[START Extracted entries]

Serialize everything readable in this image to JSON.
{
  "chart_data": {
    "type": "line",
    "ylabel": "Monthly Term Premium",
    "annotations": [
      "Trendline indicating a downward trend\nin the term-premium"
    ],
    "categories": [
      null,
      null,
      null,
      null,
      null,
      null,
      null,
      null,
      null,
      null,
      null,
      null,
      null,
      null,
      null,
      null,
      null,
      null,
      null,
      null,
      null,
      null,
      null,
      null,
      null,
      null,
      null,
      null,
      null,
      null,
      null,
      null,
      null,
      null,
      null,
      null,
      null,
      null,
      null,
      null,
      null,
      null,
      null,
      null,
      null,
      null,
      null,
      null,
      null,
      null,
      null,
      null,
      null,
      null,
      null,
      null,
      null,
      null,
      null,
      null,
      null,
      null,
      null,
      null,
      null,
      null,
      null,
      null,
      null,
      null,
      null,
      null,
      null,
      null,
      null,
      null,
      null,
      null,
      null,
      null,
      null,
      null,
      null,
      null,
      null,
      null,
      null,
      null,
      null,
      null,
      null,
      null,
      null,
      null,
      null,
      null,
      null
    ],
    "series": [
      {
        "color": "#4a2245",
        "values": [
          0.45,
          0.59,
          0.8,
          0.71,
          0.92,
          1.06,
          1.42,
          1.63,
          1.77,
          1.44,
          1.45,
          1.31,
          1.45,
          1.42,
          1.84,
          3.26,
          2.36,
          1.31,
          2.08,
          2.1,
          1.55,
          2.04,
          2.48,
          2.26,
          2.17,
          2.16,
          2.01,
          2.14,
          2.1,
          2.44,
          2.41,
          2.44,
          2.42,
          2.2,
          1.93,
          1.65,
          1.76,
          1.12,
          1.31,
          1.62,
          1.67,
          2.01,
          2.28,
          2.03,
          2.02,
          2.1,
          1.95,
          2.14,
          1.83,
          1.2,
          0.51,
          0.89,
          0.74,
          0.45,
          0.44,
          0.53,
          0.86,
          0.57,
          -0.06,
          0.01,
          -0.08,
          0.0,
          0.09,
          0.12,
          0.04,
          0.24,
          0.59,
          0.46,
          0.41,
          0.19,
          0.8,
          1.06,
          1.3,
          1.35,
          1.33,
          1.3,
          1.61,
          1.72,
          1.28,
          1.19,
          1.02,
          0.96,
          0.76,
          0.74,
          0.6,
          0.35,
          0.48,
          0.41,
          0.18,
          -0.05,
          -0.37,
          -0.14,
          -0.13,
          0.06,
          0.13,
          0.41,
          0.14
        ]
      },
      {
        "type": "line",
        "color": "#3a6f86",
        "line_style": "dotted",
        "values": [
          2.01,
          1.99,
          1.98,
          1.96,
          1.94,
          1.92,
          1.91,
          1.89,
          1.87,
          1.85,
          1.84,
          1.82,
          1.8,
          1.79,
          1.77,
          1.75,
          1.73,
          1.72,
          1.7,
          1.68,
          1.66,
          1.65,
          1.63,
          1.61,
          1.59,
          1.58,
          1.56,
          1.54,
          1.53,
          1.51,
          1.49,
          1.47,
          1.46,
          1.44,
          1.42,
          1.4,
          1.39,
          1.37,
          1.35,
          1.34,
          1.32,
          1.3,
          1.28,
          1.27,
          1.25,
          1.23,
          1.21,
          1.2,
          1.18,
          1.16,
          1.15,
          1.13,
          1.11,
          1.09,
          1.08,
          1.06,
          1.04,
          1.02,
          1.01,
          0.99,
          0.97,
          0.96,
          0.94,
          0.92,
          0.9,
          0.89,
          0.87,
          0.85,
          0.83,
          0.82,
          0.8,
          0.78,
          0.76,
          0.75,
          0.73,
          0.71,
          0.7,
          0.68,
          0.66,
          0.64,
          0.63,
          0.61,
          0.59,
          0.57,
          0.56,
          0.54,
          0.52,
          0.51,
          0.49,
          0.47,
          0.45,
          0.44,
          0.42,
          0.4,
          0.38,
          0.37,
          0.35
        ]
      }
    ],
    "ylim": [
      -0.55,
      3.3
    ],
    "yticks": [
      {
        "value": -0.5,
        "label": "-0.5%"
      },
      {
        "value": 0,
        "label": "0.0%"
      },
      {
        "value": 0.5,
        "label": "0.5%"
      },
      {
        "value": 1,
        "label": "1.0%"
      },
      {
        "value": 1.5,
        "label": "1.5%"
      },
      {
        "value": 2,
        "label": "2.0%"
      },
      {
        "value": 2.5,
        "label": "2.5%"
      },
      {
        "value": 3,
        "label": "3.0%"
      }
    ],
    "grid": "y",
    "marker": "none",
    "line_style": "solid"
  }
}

[END Extracted entries]

**What the task asks**:
Quote all the records. Keep every word exact.

**The output**:
Serialize everything readable in this image to JSON.
{
  "chart_data": {
    "type": "line",
    "ylabel": "Monthly Term Premium",
    "annotations": [
      "Trendline indicating a downward trend\nin the term-premium"
    ],
    "categories": [
      null,
      null,
      null,
      null,
      null,
      null,
      null,
      null,
      null,
      null,
      null,
      null,
      null,
      null,
      null,
      null,
      null,
      null,
      null,
      null,
      null,
      null,
      null,
      null,
      null,
      null,
      null,
      null,
      null,
      null,
      null,
      null,
      null,
      null,
      null,
      null,
      null,
      null,
      null,
      null,
      null,
      null,
      null,
      null,
      null,
      null,
      null,
      null,
      null,
      null,
      null,
      null,
      null,
      null,
      null,
      null,
      null,
      null,
      null,
      null,
      null,
      null,
      null,
      null,
      null,
      null,
      null,
      null,
      null,
      null,
      null,
      null,
      null,
      null,
      null,
      null,
      null,
      null,
      null,
      null,
      null,
      null,
      null,
      null,
      null,
      null,
      null,
      null,
      null,
      null,
      null,
      null,
      null,
      null,
      null,
      null,
      null
    ],
    "series": [
      {
        "color": "#4a2245",
        "values": [
          0.45,
          0.59,
          0.8,
          0.71,
          0.92,
          1.06,
          1.42,
          1.63,
          1.77,
          1.44,
          1.45,
          1.31,
          1.45,
          1.42,
          1.84,
          3.26,
          2.36,
          1.31,
          2.08,
          2.1,
          1.55,
          2.04,
          2.48,
          2.26,
          2.17,
          2.16,
          2.01,
          2.14,
          2.1,
          2.44,
          2.41,
          2.44,
          2.42,
          2.2,
          1.93,
          1.65,
          1.76,
          1.12,
          1.31,
          1.62,
          1.67,
          2.01,
          2.28,
          2.03,
          2.02,
          2.1,
          1.95,
          2.14,
          1.83,
          1.2,
          0.51,
          0.89,
          0.74,
          0.45,
          0.44,
          0.53,
          0.86,
          0.57,
          -0.06,
          0.01,
          -0.08,
          0.0,
          0.09,
          0.12,
          0.04,
          0.24,
          0.59,
          0.46,
          0.41,
          0.19,
          0.8,
          1.06,
          1.3,
          1.35,
          1.33,
          1.3,
          1.61,
          1.72,
          1.28,
          1.19,
          1.02,
          0.96,
          0.76,
          0.74,
          0.6,
          0.35,
          0.48,
          0.41,
          0.18,
          -0.05,
          -0.37,
          -0.14,
          -0.13,
          0.06,
          0.13,
          0.41,
          0.14
        ]
      },
      {
        "type": "line",
        "color": "#3a6f86",
        "line_style": "dotted",
        "values": [
          2.01,
          1.99,
          1.98,
          1.96,
          1.94,
          1.92,
          1.91,
          1.89,
          1.87,
          1.85,
          1.84,
          1.82,
          1.8,
          1.79,
          1.77,
          1.75,
          1.73,
          1.72,
          1.7,
          1.68,
          1.66,
          1.65,
          1.63,
          1.61,
          1.59,
          1.58,
          1.56,
          1.54,
          1.53,
          1.51,
          1.49,
          1.47,
          1.46,
          1.44,
          1.42,
          1.4,
          1.39,
          1.37,
          1.35,
          1.34,
          1.32,
          1.3,
          1.28,
          1.27,
          1.25,
          1.23,
          1.21,
          1.2,
          1.18,
          1.16,
          1.15,
          1.13,
          1.11,
          1.09,
          1.08,
          1.06,
          1.04,
          1.02,
          1.01,
          0.99,
          0.97,
          0.96,
          0.94,
          0.92,
          0.9,
          0.89,
          0.87,
          0.85,
          0.83,
          0.82,
          0.8,
          0.78,
          0.76,
          0.75,
          0.73,
          0.71,
          0.7,
          0.68,
          0.66,
          0.64,
          0.63,
          0.61,
          0.59,
          0.57,
          0.56,
          0.54,
          0.52,
          0.51,
          0.49,
          0.47,
          0.45,
          0.44,
          0.42,
          0.4,
          0.38,
          0.37,
          0.35
        ]
      }
    ],
    "ylim": [
      -0.55,
      3.3
    ],
    "yticks": [
      {
        "value": -0.5,
        "label": "-0.5%"
      },
      {
        "value": 0,
        "label": "0.0%"
      },
      {
        "value": 0.5,
        "label": "0.5%"
      },
      {
        "value": 1,
        "label": "1.0%"
      },
      {
        "value": 1.5,
        "label": "1.5%"
      },
      {
        "value": 2,
        "label": "2.0%"
      },
      {
        "value": 2.5,
        "label": "2.5%"
      },
      {
        "value": 3,
        "label": "3.0%"
      }
    ],
    "grid": "y",
    "marker": "none",
    "line_style": "solid"
  }
}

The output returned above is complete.